__TO DO__:
Copy every line of the data that includes the string "name".

───── RECORDS FOR THIS EXERCISE

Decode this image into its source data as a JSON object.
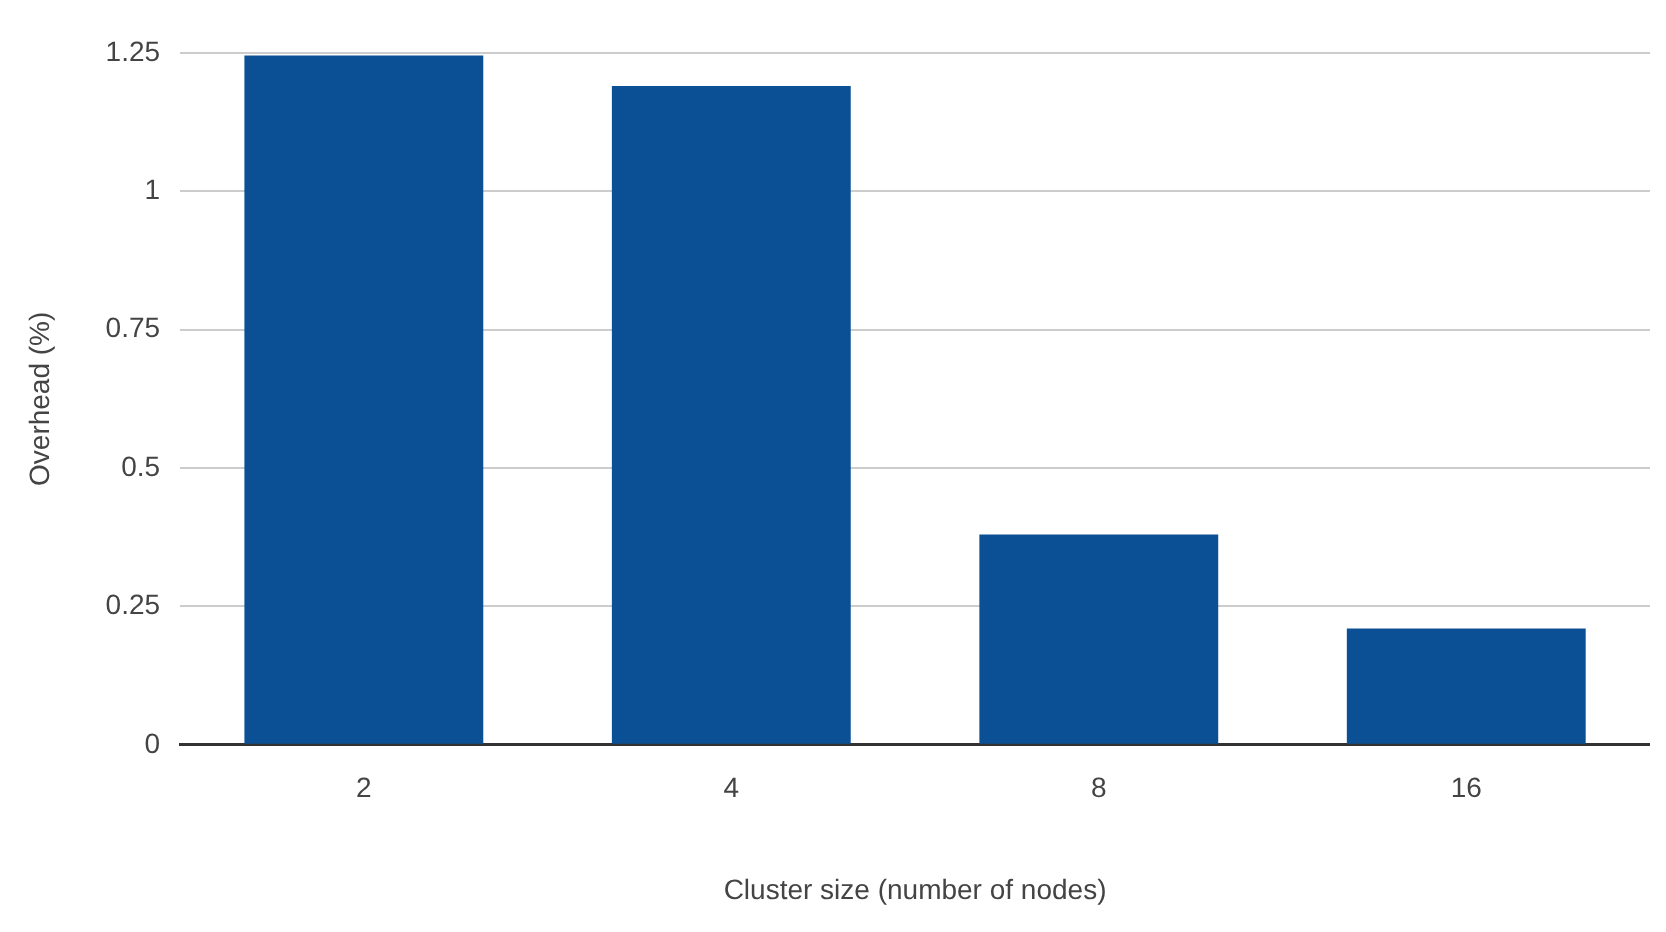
{
  "chart_data": {
    "type": "bar",
    "xlabel": "Cluster size (number of nodes)",
    "ylabel": "Overhead (%)",
    "categories": [
      "2",
      "4",
      "8",
      "16"
    ],
    "values": [
      1.245,
      1.19,
      0.38,
      0.21
    ],
    "color": "#0b5095",
    "ylim": [
      0,
      1.25
    ],
    "yticks": [
      0,
      0.25,
      0.5,
      0.75,
      1,
      1.25
    ],
    "grid": "y",
    "legend": false
  }
}
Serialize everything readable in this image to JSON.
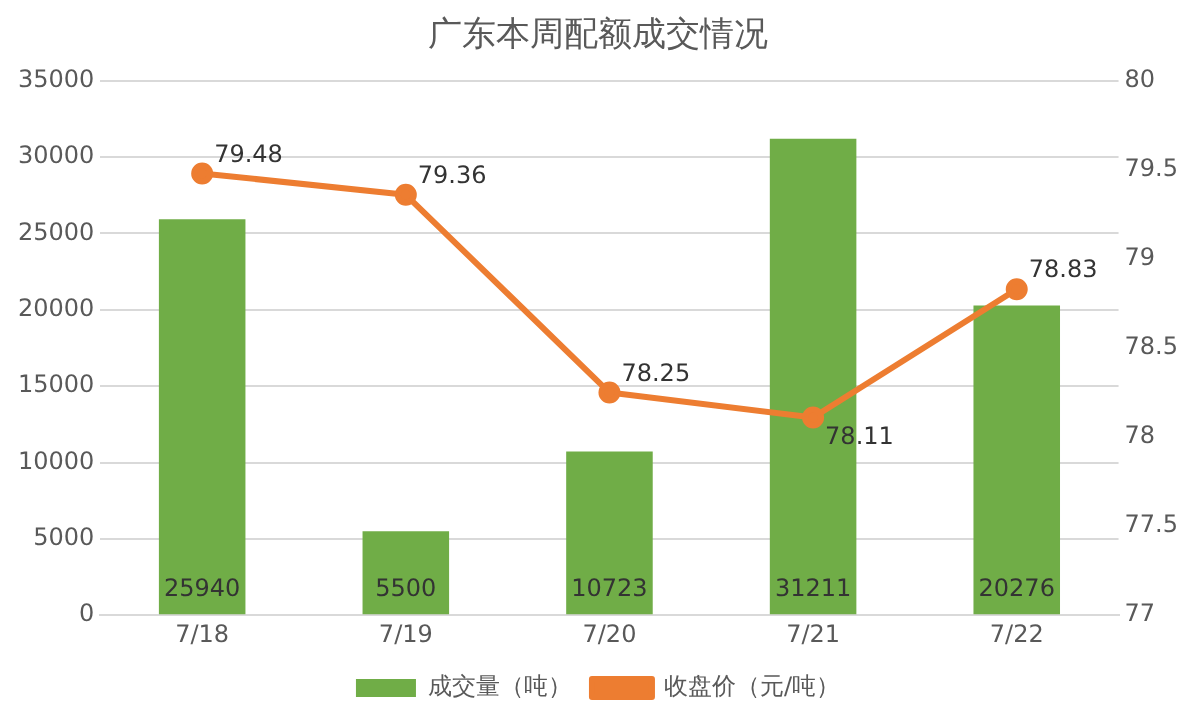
{
  "chart_data": {
    "type": "bar",
    "title": "广东本周配额成交情况",
    "categories": [
      "7/18",
      "7/19",
      "7/20",
      "7/21",
      "7/22"
    ],
    "series": [
      {
        "name": "成交量（吨）",
        "color": "#70ad47",
        "values": [
          25940,
          5500,
          10723,
          31211,
          20276
        ]
      },
      {
        "name": "收盘价（元/吨）",
        "type": "line",
        "axis": "y2",
        "color": "#ed7d31",
        "values": [
          79.48,
          79.36,
          78.25,
          78.11,
          78.83
        ]
      }
    ],
    "ylim": [
      0,
      35000
    ],
    "yticks": [
      0,
      5000,
      10000,
      15000,
      20000,
      25000,
      30000,
      35000
    ],
    "y2lim": [
      77,
      80
    ],
    "y2ticks": [
      77,
      77.5,
      78,
      78.5,
      79,
      79.5,
      80
    ],
    "grid": "y",
    "legend": "bottom",
    "marker": "circle",
    "line_style": "solid",
    "data_labels": true
  }
}
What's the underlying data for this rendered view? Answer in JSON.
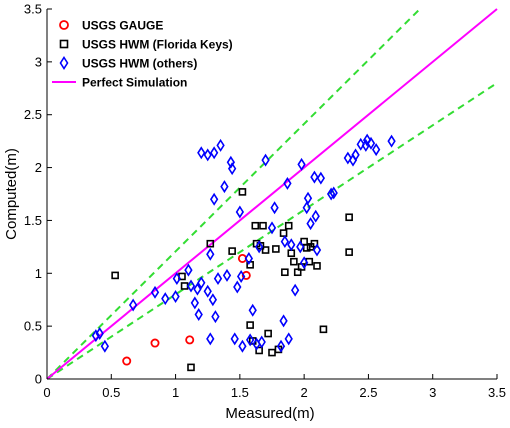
{
  "chart_data": {
    "type": "scatter",
    "title": "",
    "xlabel": "Measured(m)",
    "ylabel": "Computed(m)",
    "xlim": [
      0,
      3.5
    ],
    "ylim": [
      0,
      3.5
    ],
    "x_ticks": [
      "0",
      "0.5",
      "1",
      "1.5",
      "2",
      "2.5",
      "3",
      "3.5"
    ],
    "y_ticks": [
      "0",
      "0.5",
      "1",
      "1.5",
      "2",
      "2.5",
      "3",
      "3.5"
    ],
    "grid": false,
    "legend_position": "top-left",
    "colors": {
      "gauge": "#ff0000",
      "florida": "#000000",
      "others": "#0000ff",
      "perfect": "#ff00ff",
      "bounds": "#33dd33"
    },
    "series": [
      {
        "name": "USGS GAUGE",
        "marker": "circle",
        "points": [
          [
            0.62,
            0.17
          ],
          [
            0.84,
            0.34
          ],
          [
            1.11,
            0.37
          ],
          [
            1.52,
            1.14
          ],
          [
            1.55,
            0.98
          ]
        ]
      },
      {
        "name": "USGS HWM (Florida Keys)",
        "marker": "square",
        "points": [
          [
            0.53,
            0.98
          ],
          [
            1.05,
            0.97
          ],
          [
            1.07,
            0.88
          ],
          [
            1.12,
            0.11
          ],
          [
            1.27,
            1.28
          ],
          [
            1.44,
            1.21
          ],
          [
            1.52,
            1.77
          ],
          [
            1.58,
            1.08
          ],
          [
            1.58,
            0.51
          ],
          [
            1.6,
            0.36
          ],
          [
            1.62,
            1.45
          ],
          [
            1.63,
            1.28
          ],
          [
            1.65,
            0.27
          ],
          [
            1.66,
            1.26
          ],
          [
            1.68,
            1.45
          ],
          [
            1.7,
            1.22
          ],
          [
            1.72,
            0.43
          ],
          [
            1.75,
            0.25
          ],
          [
            1.78,
            1.23
          ],
          [
            1.8,
            0.28
          ],
          [
            1.84,
            1.38
          ],
          [
            1.85,
            1.01
          ],
          [
            1.88,
            1.45
          ],
          [
            1.9,
            1.19
          ],
          [
            1.92,
            1.11
          ],
          [
            1.95,
            1.01
          ],
          [
            1.98,
            1.06
          ],
          [
            2.0,
            1.3
          ],
          [
            2.02,
            1.24
          ],
          [
            2.04,
            1.11
          ],
          [
            2.05,
            1.25
          ],
          [
            2.08,
            1.28
          ],
          [
            2.1,
            1.07
          ],
          [
            2.15,
            0.47
          ],
          [
            2.35,
            1.53
          ],
          [
            2.35,
            1.2
          ]
        ]
      },
      {
        "name": "USGS HWM (others)",
        "marker": "diamond",
        "points": [
          [
            0.38,
            0.41
          ],
          [
            0.41,
            0.43
          ],
          [
            0.45,
            0.31
          ],
          [
            0.67,
            0.7
          ],
          [
            0.84,
            0.82
          ],
          [
            0.92,
            0.76
          ],
          [
            1.0,
            0.78
          ],
          [
            1.01,
            0.95
          ],
          [
            1.1,
            1.03
          ],
          [
            1.12,
            0.88
          ],
          [
            1.15,
            0.72
          ],
          [
            1.17,
            0.85
          ],
          [
            1.18,
            0.61
          ],
          [
            1.2,
            0.91
          ],
          [
            1.2,
            2.14
          ],
          [
            1.25,
            2.12
          ],
          [
            1.25,
            0.83
          ],
          [
            1.27,
            0.38
          ],
          [
            1.27,
            1.18
          ],
          [
            1.29,
            0.75
          ],
          [
            1.3,
            1.7
          ],
          [
            1.3,
            2.14
          ],
          [
            1.31,
            0.59
          ],
          [
            1.33,
            0.95
          ],
          [
            1.35,
            2.21
          ],
          [
            1.38,
            1.82
          ],
          [
            1.4,
            0.98
          ],
          [
            1.43,
            2.05
          ],
          [
            1.44,
            1.99
          ],
          [
            1.46,
            0.38
          ],
          [
            1.48,
            0.87
          ],
          [
            1.5,
            1.58
          ],
          [
            1.51,
            0.97
          ],
          [
            1.52,
            0.31
          ],
          [
            1.57,
            1.14
          ],
          [
            1.58,
            0.37
          ],
          [
            1.6,
            0.65
          ],
          [
            1.63,
            0.33
          ],
          [
            1.65,
            1.25
          ],
          [
            1.67,
            0.35
          ],
          [
            1.7,
            2.07
          ],
          [
            1.75,
            1.43
          ],
          [
            1.77,
            1.62
          ],
          [
            1.82,
            0.31
          ],
          [
            1.84,
            0.55
          ],
          [
            1.85,
            1.3
          ],
          [
            1.87,
            1.85
          ],
          [
            1.88,
            0.38
          ],
          [
            1.9,
            1.27
          ],
          [
            1.93,
            0.84
          ],
          [
            1.97,
            1.25
          ],
          [
            1.98,
            2.03
          ],
          [
            2.0,
            1.1
          ],
          [
            2.02,
            1.62
          ],
          [
            2.03,
            1.71
          ],
          [
            2.05,
            1.47
          ],
          [
            2.08,
            1.91
          ],
          [
            2.09,
            1.54
          ],
          [
            2.1,
            1.22
          ],
          [
            2.13,
            1.9
          ],
          [
            2.21,
            1.75
          ],
          [
            2.23,
            1.76
          ],
          [
            2.34,
            2.09
          ],
          [
            2.38,
            2.07
          ],
          [
            2.4,
            2.12
          ],
          [
            2.44,
            2.22
          ],
          [
            2.48,
            2.21
          ],
          [
            2.49,
            2.26
          ],
          [
            2.52,
            2.23
          ],
          [
            2.56,
            2.17
          ],
          [
            2.68,
            2.25
          ]
        ]
      },
      {
        "name": "Perfect Simulation",
        "marker": "line",
        "points": [
          [
            0,
            0
          ],
          [
            3.5,
            3.5
          ]
        ]
      }
    ],
    "bound_lines": [
      {
        "points": [
          [
            0,
            0
          ],
          [
            2.9,
            3.5
          ]
        ]
      },
      {
        "points": [
          [
            0,
            0
          ],
          [
            3.5,
            2.8
          ]
        ]
      }
    ]
  }
}
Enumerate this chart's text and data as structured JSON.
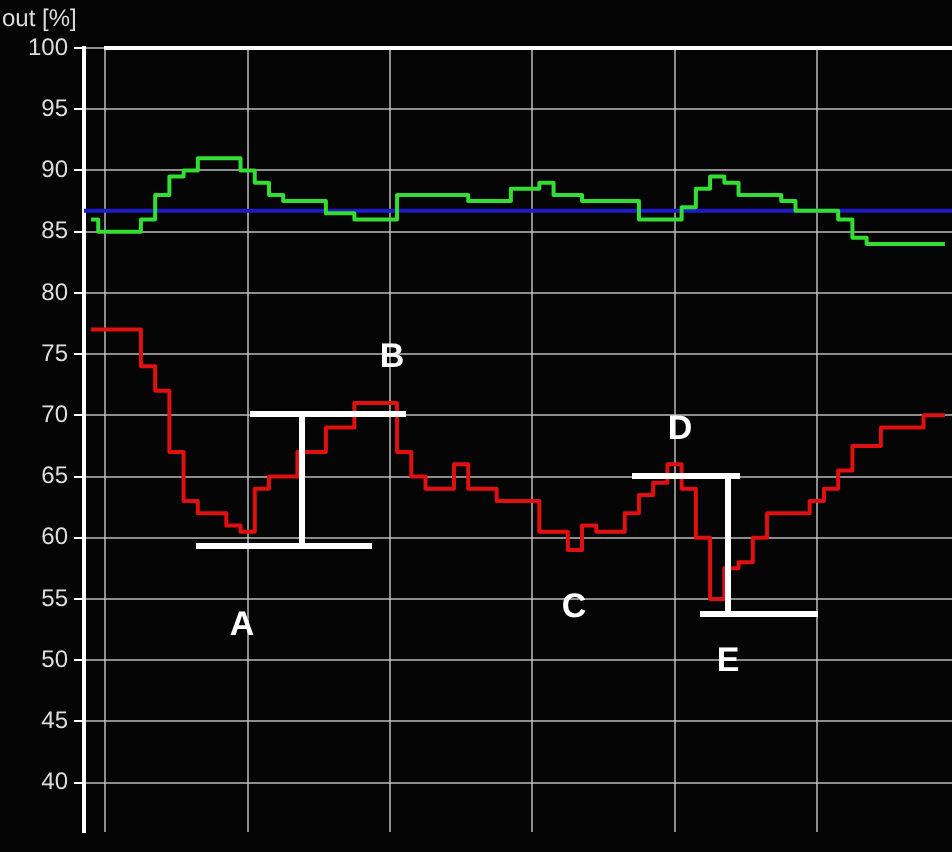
{
  "chart_data": {
    "type": "step",
    "ylabel": "out [%]",
    "categories": [
      null,
      null,
      null,
      null,
      null,
      null,
      null,
      null,
      null,
      null,
      null,
      null,
      null,
      null,
      null,
      null,
      null,
      null,
      null,
      null,
      null,
      null,
      null,
      null,
      null,
      null,
      null,
      null,
      null,
      null,
      null,
      null,
      null,
      null,
      null,
      null,
      null,
      null,
      null,
      null,
      null,
      null,
      null,
      null,
      null,
      null,
      null,
      null,
      null,
      null,
      null,
      null,
      null,
      null,
      null,
      null,
      null,
      null,
      null,
      null,
      null
    ],
    "ylim": [
      36,
      100
    ],
    "yticks": [
      40,
      45,
      50,
      55,
      60,
      65,
      70,
      75,
      80,
      85,
      90,
      95,
      100
    ],
    "grid": true,
    "tick_labels": "y",
    "line_style": "solid",
    "marker": "none",
    "ref_lines": [
      {
        "axis": "y",
        "value": 86.7,
        "color": "#1c1cc8"
      }
    ],
    "series": [
      {
        "color": "#33dd33",
        "values": [
          86,
          85,
          85,
          85,
          86,
          88,
          89.5,
          90,
          91,
          91,
          91,
          90,
          89,
          88,
          87.5,
          87.5,
          87.5,
          86.5,
          86.5,
          86,
          86,
          86,
          88,
          88,
          88,
          88,
          88,
          87.5,
          87.5,
          87.5,
          88.5,
          88.5,
          89,
          88,
          88,
          87.5,
          87.5,
          87.5,
          87.5,
          86,
          86,
          86,
          87,
          88.5,
          89.5,
          89,
          88,
          88,
          88,
          87.5,
          86.7,
          86.7,
          86.7,
          86,
          84.5,
          84,
          84,
          84,
          84,
          84,
          84
        ]
      },
      {
        "color": "#e01010",
        "values": [
          77,
          77,
          77,
          77,
          74,
          72,
          67,
          63,
          62,
          62,
          61,
          60.5,
          64,
          65,
          65,
          67,
          67,
          69,
          69,
          71,
          71,
          71,
          67,
          65,
          64,
          64,
          66,
          64,
          64,
          63,
          63,
          63,
          60.5,
          60.5,
          59,
          61,
          60.5,
          60.5,
          62,
          63.5,
          64.5,
          66,
          64,
          60,
          55,
          57.5,
          58,
          60,
          62,
          62,
          62,
          63,
          64,
          65.5,
          67.5,
          67.5,
          69,
          69,
          69,
          70,
          70
        ]
      }
    ],
    "annotations": [
      "A",
      "B",
      "C",
      "D",
      "E"
    ]
  }
}
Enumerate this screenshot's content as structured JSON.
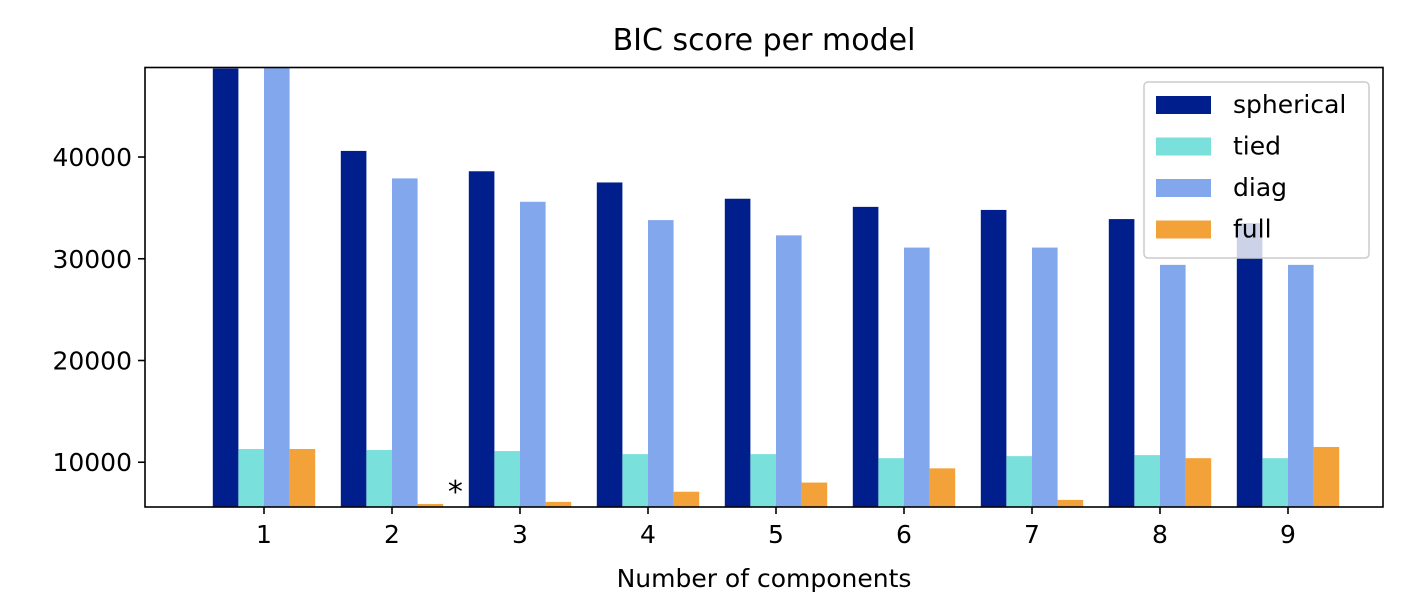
{
  "chart_data": {
    "type": "bar",
    "title": "BIC score per model",
    "xlabel": "Number of components",
    "ylabel": "",
    "categories": [
      "1",
      "2",
      "3",
      "4",
      "5",
      "6",
      "7",
      "8",
      "9"
    ],
    "series": [
      {
        "name": "spherical",
        "color": "#001f8c",
        "values": [
          48700,
          40600,
          38600,
          37500,
          35900,
          35100,
          34800,
          33900,
          33500
        ]
      },
      {
        "name": "tied",
        "color": "#7ae0db",
        "values": [
          11300,
          11200,
          11100,
          10800,
          10800,
          10400,
          10600,
          10700,
          10400
        ]
      },
      {
        "name": "diag",
        "color": "#82a7ec",
        "values": [
          48900,
          37900,
          35600,
          33800,
          32300,
          31100,
          31100,
          29400,
          29400
        ]
      },
      {
        "name": "full",
        "color": "#f3a23a",
        "values": [
          11300,
          5900,
          6100,
          7100,
          8000,
          9400,
          6300,
          10400,
          11500
        ]
      }
    ],
    "ylim": [
      5600,
      48800
    ],
    "yticks": [
      10000,
      20000,
      30000,
      40000
    ],
    "grid": false,
    "legend": "top-right",
    "annotation": {
      "text": "*",
      "category": "2",
      "series": "full"
    }
  }
}
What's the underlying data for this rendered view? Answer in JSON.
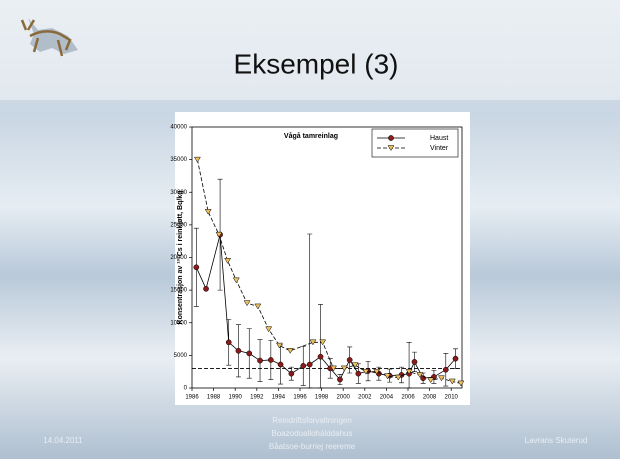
{
  "slide": {
    "title": "Eksempel (3)",
    "date": "14.04.2011",
    "org": [
      "Reindriftsforvaltningen",
      "Boazodoallohálddahus",
      "Båatsoe-burriej reereme"
    ],
    "author": "Lavrans Skuterud"
  },
  "chart_data": {
    "type": "line",
    "title": "Vågå tamreinlag",
    "y_label": "Konsentrasjon av ¹³⁷Cs i reinkjøtt, Bq/kg",
    "xlim": [
      1986,
      2011
    ],
    "xticks": [
      1986,
      1988,
      1990,
      1992,
      1994,
      1996,
      1998,
      2000,
      2002,
      2004,
      2006,
      2008,
      2010
    ],
    "ylim": [
      0,
      40000
    ],
    "yticks": [
      0,
      5000,
      10000,
      15000,
      20000,
      25000,
      30000,
      35000,
      40000
    ],
    "reference_line": 3000,
    "series": [
      {
        "name": "Haust",
        "color": "#8b1a1a",
        "line_style": "solid",
        "marker": "circle",
        "x": [
          1986.4,
          1987.3,
          1988.6,
          1989.4,
          1990.3,
          1991.3,
          1992.3,
          1993.3,
          1994.2,
          1995.2,
          1996.3,
          1996.9,
          1997.9,
          1998.8,
          1999.7,
          2000.6,
          2001.4,
          2002.3,
          2003.3,
          2004.3,
          2005.4,
          2006.1,
          2006.6,
          2007.4,
          2008.4,
          2009.5,
          2010.4
        ],
        "values": [
          18500,
          15200,
          23500,
          7000,
          5700,
          5300,
          4200,
          4300,
          3600,
          2200,
          3400,
          3600,
          4800,
          3000,
          1300,
          4300,
          2200,
          2600,
          2200,
          1900,
          2000,
          2200,
          4000,
          1500,
          1700,
          2800,
          4500
        ],
        "errors": [
          6000,
          null,
          8500,
          3500,
          4000,
          3800,
          3200,
          3000,
          3000,
          1000,
          3000,
          20000,
          8000,
          1500,
          800,
          2000,
          1500,
          1500,
          1000,
          1000,
          1200,
          4800,
          1500,
          800,
          1000,
          2500,
          1500
        ]
      },
      {
        "name": "Vinter",
        "color": "#f0c060",
        "line_style": "dashed",
        "marker": "triangle-down",
        "x": [
          1986.5,
          1987.5,
          1988.5,
          1989.3,
          1990.1,
          1991.1,
          1992.1,
          1993.1,
          1994.1,
          1995.1,
          1997.2,
          1998.1,
          1999.1,
          2000.1,
          2001.1,
          2002.1,
          2003.1,
          2004.1,
          2005.1,
          2006.1,
          2007.1,
          2008.1,
          2009.1,
          2010.1,
          2010.9
        ],
        "values": [
          35000,
          27000,
          23500,
          19500,
          16500,
          13000,
          12500,
          9000,
          6500,
          5700,
          7000,
          7000,
          3000,
          3000,
          3500,
          2500,
          2500,
          1800,
          1600,
          2500,
          2000,
          1200,
          1500,
          1000,
          700
        ]
      }
    ]
  }
}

──────────

__FULL SOLUTION__:
        "name": "成交量（吨）",
        "name": "收盘价（元/吨）",
        "name": "USGS GAUGE",
        "name": "USGS HWM (Florida Keys)",
        "name": "USGS HWM (others)",
        "name": "Perfect Simulation",
        "name": "spherical",
        "name": "tied",
        "name": "diag",
        "name": "full",
        "name": "Haust",
        "name": "Vinter",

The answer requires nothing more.